→ Stated task
Reproduce the data that follows in its entirety, character for character.

══ Records for this exercise ══

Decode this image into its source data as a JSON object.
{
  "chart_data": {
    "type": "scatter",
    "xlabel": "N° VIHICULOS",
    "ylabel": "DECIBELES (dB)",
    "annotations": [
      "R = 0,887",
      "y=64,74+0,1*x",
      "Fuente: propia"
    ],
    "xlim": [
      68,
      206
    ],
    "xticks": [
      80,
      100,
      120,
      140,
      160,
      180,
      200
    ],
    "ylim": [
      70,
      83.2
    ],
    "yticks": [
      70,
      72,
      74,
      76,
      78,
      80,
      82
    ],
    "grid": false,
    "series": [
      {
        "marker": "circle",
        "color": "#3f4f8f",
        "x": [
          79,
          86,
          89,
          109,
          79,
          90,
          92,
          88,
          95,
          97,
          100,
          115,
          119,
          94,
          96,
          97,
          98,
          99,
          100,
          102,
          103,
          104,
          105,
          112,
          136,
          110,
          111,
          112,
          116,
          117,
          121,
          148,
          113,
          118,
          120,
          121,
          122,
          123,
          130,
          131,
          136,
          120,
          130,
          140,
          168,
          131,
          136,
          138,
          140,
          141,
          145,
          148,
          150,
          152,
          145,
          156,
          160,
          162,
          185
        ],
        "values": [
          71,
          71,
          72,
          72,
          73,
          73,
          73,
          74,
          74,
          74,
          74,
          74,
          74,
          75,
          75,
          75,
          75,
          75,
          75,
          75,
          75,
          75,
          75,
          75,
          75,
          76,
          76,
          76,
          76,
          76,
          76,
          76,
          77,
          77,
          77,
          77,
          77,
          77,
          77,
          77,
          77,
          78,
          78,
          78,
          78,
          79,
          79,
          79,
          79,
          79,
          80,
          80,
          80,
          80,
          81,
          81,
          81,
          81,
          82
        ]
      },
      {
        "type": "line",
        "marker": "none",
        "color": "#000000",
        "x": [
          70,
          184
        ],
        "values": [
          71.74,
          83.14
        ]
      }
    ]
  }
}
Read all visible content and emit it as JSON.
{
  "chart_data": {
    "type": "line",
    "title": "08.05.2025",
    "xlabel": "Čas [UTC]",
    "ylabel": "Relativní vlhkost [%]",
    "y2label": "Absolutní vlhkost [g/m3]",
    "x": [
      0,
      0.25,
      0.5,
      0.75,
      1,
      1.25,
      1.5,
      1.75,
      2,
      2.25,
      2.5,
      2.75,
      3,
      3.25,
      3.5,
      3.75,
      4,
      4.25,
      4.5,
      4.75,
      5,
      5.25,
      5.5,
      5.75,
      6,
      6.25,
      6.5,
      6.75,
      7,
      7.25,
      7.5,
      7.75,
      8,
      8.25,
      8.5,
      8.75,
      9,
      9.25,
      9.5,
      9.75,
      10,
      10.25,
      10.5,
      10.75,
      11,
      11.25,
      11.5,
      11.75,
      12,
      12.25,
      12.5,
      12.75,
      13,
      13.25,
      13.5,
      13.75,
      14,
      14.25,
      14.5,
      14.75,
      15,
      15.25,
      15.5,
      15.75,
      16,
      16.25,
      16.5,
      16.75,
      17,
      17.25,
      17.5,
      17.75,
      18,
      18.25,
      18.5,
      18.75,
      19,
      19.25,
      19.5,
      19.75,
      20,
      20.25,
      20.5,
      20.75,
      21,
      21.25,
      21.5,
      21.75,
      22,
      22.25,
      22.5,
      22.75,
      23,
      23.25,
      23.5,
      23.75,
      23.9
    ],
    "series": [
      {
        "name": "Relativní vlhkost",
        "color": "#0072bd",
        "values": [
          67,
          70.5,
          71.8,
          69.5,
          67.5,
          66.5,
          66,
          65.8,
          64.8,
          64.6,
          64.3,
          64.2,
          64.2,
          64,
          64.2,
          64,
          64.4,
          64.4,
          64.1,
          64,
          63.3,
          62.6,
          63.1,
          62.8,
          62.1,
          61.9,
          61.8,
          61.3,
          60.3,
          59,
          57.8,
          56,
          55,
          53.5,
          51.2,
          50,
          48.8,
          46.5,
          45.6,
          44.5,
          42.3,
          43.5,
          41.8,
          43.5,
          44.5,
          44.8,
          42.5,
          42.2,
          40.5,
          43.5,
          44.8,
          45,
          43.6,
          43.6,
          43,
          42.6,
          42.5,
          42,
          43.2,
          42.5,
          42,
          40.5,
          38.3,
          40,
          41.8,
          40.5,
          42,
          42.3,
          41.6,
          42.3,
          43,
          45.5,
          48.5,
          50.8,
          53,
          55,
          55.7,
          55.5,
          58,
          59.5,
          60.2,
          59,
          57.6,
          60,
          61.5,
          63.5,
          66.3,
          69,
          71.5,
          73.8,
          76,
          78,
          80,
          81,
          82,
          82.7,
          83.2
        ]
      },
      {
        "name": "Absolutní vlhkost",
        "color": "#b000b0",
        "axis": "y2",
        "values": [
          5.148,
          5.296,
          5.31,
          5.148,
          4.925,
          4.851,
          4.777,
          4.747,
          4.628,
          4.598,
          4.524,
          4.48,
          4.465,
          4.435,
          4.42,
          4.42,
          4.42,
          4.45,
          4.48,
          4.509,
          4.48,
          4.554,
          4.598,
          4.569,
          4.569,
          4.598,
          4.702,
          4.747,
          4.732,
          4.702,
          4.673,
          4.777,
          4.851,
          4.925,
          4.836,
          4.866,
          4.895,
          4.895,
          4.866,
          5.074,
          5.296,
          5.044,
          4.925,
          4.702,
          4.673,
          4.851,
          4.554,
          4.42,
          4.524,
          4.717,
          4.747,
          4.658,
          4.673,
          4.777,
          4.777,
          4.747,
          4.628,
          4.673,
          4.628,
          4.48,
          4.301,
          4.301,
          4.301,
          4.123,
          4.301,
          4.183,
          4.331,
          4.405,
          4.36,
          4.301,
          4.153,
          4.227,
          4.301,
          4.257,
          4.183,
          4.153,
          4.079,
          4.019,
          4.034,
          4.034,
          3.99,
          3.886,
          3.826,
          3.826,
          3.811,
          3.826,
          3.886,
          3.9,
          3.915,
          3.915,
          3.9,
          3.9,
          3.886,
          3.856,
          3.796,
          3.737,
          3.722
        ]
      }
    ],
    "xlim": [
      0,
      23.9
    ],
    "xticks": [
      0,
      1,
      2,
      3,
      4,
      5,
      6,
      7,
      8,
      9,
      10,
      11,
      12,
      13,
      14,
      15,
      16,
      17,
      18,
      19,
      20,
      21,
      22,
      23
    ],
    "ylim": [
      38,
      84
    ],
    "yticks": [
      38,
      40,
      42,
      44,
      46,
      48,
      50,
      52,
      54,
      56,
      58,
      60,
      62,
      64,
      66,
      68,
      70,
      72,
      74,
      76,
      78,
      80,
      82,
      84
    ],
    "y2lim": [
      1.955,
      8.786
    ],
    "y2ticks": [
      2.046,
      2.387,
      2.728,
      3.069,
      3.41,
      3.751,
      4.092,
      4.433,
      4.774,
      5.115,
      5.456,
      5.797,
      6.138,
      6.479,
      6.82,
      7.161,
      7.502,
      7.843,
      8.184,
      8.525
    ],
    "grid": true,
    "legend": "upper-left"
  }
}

═══

→ The result
Decode this image into its source data as a JSON object.
{
  "chart_data": {
    "type": "scatter",
    "xlabel": "N° VIHICULOS",
    "ylabel": "DECIBELES (dB)",
    "annotations": [
      "R = 0,887",
      "y=64,74+0,1*x",
      "Fuente: propia"
    ],
    "xlim": [
      68,
      206
    ],
    "xticks": [
      80,
      100,
      120,
      140,
      160,
      180,
      200
    ],
    "ylim": [
      70,
      83.2
    ],
    "yticks": [
      70,
      72,
      74,
      76,
      78,
      80,
      82
    ],
    "grid": false,
    "series": [
      {
        "marker": "circle",
        "color": "#3f4f8f",
        "x": [
          79,
          86,
          89,
          109,
          79,
          90,
          92,
          88,
          95,
          97,
          100,
          115,
          119,
          94,
          96,
          97,
          98,
          99,
          100,
          102,
          103,
          104,
          105,
          112,
          136,
          110,
          111,
          112,
          116,
          117,
          121,
          148,
          113,
          118,
          120,
          121,
          122,
          123,
          130,
          131,
          136,
          120,
          130,
          140,
          168,
          131,
          136,
          138,
          140,
          141,
          145,
          148,
          150,
          152,
          145,
          156,
          160,
          162,
          185
        ],
        "values": [
          71,
          71,
          72,
          72,
          73,
          73,
          73,
          74,
          74,
          74,
          74,
          74,
          74,
          75,
          75,
          75,
          75,
          75,
          75,
          75,
          75,
          75,
          75,
          75,
          75,
          76,
          76,
          76,
          76,
          76,
          76,
          76,
          77,
          77,
          77,
          77,
          77,
          77,
          77,
          77,
          77,
          78,
          78,
          78,
          78,
          79,
          79,
          79,
          79,
          79,
          80,
          80,
          80,
          80,
          81,
          81,
          81,
          81,
          82
        ]
      },
      {
        "type": "line",
        "marker": "none",
        "color": "#000000",
        "x": [
          70,
          184
        ],
        "values": [
          71.74,
          83.14
        ]
      }
    ]
  }
}
Read all visible content and emit it as JSON.
{
  "chart_data": {
    "type": "line",
    "title": "08.05.2025",
    "xlabel": "Čas [UTC]",
    "ylabel": "Relativní vlhkost [%]",
    "y2label": "Absolutní vlhkost [g/m3]",
    "x": [
      0,
      0.25,
      0.5,
      0.75,
      1,
      1.25,
      1.5,
      1.75,
      2,
      2.25,
      2.5,
      2.75,
      3,
      3.25,
      3.5,
      3.75,
      4,
      4.25,
      4.5,
      4.75,
      5,
      5.25,
      5.5,
      5.75,
      6,
      6.25,
      6.5,
      6.75,
      7,
      7.25,
      7.5,
      7.75,
      8,
      8.25,
      8.5,
      8.75,
      9,
      9.25,
      9.5,
      9.75,
      10,
      10.25,
      10.5,
      10.75,
      11,
      11.25,
      11.5,
      11.75,
      12,
      12.25,
      12.5,
      12.75,
      13,
      13.25,
      13.5,
      13.75,
      14,
      14.25,
      14.5,
      14.75,
      15,
      15.25,
      15.5,
      15.75,
      16,
      16.25,
      16.5,
      16.75,
      17,
      17.25,
      17.5,
      17.75,
      18,
      18.25,
      18.5,
      18.75,
      19,
      19.25,
      19.5,
      19.75,
      20,
      20.25,
      20.5,
      20.75,
      21,
      21.25,
      21.5,
      21.75,
      22,
      22.25,
      22.5,
      22.75,
      23,
      23.25,
      23.5,
      23.75,
      23.9
    ],
    "series": [
      {
        "name": "Relativní vlhkost",
        "color": "#0072bd",
        "values": [
          67,
          70.5,
          71.8,
          69.5,
          67.5,
          66.5,
          66,
          65.8,
          64.8,
          64.6,
          64.3,
          64.2,
          64.2,
          64,
          64.2,
          64,
          64.4,
          64.4,
          64.1,
          64,
          63.3,
          62.6,
          63.1,
          62.8,
          62.1,
          61.9,
          61.8,
          61.3,
          60.3,
          59,
          57.8,
          56,
          55,
          53.5,
          51.2,
          50,
          48.8,
          46.5,
          45.6,
          44.5,
          42.3,
          43.5,
          41.8,
          43.5,
          44.5,
          44.8,
          42.5,
          42.2,
          40.5,
          43.5,
          44.8,
          45,
          43.6,
          43.6,
          43,
          42.6,
          42.5,
          42,
          43.2,
          42.5,
          42,
          40.5,
          38.3,
          40,
          41.8,
          40.5,
          42,
          42.3,
          41.6,
          42.3,
          43,
          45.5,
          48.5,
          50.8,
          53,
          55,
          55.7,
          55.5,
          58,
          59.5,
          60.2,
          59,
          57.6,
          60,
          61.5,
          63.5,
          66.3,
          69,
          71.5,
          73.8,
          76,
          78,
          80,
          81,
          82,
          82.7,
          83.2
        ]
      },
      {
        "name": "Absolutní vlhkost",
        "color": "#b000b0",
        "axis": "y2",
        "values": [
          5.148,
          5.296,
          5.31,
          5.148,
          4.925,
          4.851,
          4.777,
          4.747,
          4.628,
          4.598,
          4.524,
          4.48,
          4.465,
          4.435,
          4.42,
          4.42,
          4.42,
          4.45,
          4.48,
          4.509,
          4.48,
          4.554,
          4.598,
          4.569,
          4.569,
          4.598,
          4.702,
          4.747,
          4.732,
          4.702,
          4.673,
          4.777,
          4.851,
          4.925,
          4.836,
          4.866,
          4.895,
          4.895,
          4.866,
          5.074,
          5.296,
          5.044,
          4.925,
          4.702,
          4.673,
          4.851,
          4.554,
          4.42,
          4.524,
          4.717,
          4.747,
          4.658,
          4.673,
          4.777,
          4.777,
          4.747,
          4.628,
          4.673,
          4.628,
          4.48,
          4.301,
          4.301,
          4.301,
          4.123,
          4.301,
          4.183,
          4.331,
          4.405,
          4.36,
          4.301,
          4.153,
          4.227,
          4.301,
          4.257,
          4.183,
          4.153,
          4.079,
          4.019,
          4.034,
          4.034,
          3.99,
          3.886,
          3.826,
          3.826,
          3.811,
          3.826,
          3.886,
          3.9,
          3.915,
          3.915,
          3.9,
          3.9,
          3.886,
          3.856,
          3.796,
          3.737,
          3.722
        ]
      }
    ],
    "xlim": [
      0,
      23.9
    ],
    "xticks": [
      0,
      1,
      2,
      3,
      4,
      5,
      6,
      7,
      8,
      9,
      10,
      11,
      12,
      13,
      14,
      15,
      16,
      17,
      18,
      19,
      20,
      21,
      22,
      23
    ],
    "ylim": [
      38,
      84
    ],
    "yticks": [
      38,
      40,
      42,
      44,
      46,
      48,
      50,
      52,
      54,
      56,
      58,
      60,
      62,
      64,
      66,
      68,
      70,
      72,
      74,
      76,
      78,
      80,
      82,
      84
    ],
    "y2lim": [
      1.955,
      8.786
    ],
    "y2ticks": [
      2.046,
      2.387,
      2.728,
      3.069,
      3.41,
      3.751,
      4.092,
      4.433,
      4.774,
      5.115,
      5.456,
      5.797,
      6.138,
      6.479,
      6.82,
      7.161,
      7.502,
      7.843,
      8.184,
      8.525
    ],
    "grid": true,
    "legend": "upper-left"
  }
}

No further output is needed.